### What needs to be done
Arrange the material from its first line through the line containing "transport-buttons-panel: Record Pause", inclusive, as a Markdown table with the columns Row and Line. Number each row and leave out blank lines.

### The input
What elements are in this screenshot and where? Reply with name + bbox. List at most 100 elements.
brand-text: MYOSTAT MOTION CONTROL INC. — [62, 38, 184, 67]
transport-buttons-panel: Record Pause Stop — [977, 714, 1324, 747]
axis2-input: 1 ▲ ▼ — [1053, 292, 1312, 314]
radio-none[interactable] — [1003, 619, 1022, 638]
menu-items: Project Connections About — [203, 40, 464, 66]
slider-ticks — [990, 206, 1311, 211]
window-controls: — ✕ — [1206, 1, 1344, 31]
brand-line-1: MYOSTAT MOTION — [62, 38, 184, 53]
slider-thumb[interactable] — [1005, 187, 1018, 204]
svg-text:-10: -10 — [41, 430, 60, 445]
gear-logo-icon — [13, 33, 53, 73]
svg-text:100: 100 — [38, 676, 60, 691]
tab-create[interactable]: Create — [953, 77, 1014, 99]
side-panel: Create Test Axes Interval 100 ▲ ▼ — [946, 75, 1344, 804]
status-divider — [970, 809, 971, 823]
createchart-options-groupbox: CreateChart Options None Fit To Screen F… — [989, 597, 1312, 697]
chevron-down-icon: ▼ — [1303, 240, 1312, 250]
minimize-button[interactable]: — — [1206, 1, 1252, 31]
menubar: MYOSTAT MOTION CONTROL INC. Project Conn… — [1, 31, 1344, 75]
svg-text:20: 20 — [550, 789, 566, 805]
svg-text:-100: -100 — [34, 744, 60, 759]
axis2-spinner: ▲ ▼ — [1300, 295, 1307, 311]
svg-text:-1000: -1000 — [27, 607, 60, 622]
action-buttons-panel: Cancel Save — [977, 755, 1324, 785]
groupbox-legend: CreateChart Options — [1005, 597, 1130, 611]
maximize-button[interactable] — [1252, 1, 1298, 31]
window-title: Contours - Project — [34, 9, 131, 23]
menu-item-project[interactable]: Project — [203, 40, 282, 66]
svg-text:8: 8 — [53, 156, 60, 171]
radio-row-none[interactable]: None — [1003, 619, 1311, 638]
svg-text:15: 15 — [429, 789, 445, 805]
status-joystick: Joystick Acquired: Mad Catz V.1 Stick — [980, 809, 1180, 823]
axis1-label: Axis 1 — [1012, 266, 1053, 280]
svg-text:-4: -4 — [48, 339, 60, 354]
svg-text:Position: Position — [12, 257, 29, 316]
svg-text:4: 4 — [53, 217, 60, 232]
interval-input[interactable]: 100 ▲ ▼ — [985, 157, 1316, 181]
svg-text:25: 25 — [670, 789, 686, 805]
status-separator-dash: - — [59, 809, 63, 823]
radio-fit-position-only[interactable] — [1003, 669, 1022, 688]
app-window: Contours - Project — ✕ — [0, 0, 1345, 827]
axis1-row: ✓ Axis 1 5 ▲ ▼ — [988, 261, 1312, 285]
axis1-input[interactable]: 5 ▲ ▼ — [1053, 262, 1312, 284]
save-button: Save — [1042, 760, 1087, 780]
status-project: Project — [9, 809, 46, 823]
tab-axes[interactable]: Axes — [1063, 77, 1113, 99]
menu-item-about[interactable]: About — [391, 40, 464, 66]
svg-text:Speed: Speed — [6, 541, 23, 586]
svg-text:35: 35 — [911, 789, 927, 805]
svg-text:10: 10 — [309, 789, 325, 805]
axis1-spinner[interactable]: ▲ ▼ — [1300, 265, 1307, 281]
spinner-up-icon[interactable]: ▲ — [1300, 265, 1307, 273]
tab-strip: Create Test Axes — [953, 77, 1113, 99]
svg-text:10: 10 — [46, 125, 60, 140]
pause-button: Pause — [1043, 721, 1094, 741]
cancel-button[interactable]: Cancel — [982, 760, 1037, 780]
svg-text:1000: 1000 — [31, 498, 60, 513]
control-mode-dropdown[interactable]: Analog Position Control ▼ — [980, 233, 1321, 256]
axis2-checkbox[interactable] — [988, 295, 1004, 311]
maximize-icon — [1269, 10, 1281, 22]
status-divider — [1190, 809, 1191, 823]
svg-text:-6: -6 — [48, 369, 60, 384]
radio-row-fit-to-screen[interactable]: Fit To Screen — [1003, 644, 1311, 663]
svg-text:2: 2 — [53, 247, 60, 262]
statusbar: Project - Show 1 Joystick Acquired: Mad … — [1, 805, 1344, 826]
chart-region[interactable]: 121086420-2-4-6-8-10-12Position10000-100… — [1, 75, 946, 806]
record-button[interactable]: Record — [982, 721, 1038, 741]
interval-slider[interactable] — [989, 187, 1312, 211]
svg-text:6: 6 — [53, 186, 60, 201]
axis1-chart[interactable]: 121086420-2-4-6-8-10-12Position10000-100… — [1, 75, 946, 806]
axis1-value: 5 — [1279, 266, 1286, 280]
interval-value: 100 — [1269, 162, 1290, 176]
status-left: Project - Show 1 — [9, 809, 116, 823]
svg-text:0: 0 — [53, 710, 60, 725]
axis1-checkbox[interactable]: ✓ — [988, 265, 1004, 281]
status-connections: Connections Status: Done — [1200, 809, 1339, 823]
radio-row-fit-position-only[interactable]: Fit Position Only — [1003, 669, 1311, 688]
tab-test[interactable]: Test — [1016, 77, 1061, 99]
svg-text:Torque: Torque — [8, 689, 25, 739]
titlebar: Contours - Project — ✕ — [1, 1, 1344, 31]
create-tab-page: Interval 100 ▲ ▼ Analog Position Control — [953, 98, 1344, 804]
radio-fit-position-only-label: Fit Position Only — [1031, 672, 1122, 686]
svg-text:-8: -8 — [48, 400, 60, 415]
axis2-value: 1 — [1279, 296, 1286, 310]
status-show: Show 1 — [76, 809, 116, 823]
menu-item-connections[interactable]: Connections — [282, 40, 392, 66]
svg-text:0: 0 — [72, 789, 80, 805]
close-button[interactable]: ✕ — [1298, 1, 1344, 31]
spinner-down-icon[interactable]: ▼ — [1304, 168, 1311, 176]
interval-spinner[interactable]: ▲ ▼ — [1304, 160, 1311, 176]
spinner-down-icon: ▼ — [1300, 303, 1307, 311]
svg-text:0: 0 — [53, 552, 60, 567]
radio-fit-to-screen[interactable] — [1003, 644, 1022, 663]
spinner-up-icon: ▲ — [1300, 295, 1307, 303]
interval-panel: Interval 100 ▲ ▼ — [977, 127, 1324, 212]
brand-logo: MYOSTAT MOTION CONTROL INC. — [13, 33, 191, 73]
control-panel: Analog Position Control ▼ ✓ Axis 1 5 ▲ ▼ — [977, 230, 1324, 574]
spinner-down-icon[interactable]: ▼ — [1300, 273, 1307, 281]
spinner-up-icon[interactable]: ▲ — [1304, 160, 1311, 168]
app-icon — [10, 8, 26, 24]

### Task result
| Row | Line |
|---|---|
| 1 | What elements are in this screenshot and where? Reply with name + bbox. List at most 100 elements. |
| 2 | brand-text: MYOSTAT MOTION CONTROL INC. — [62, 38, 184, 67] |
| 3 | transport-buttons-panel: Record Pause Stop — [977, 714, 1324, 747] |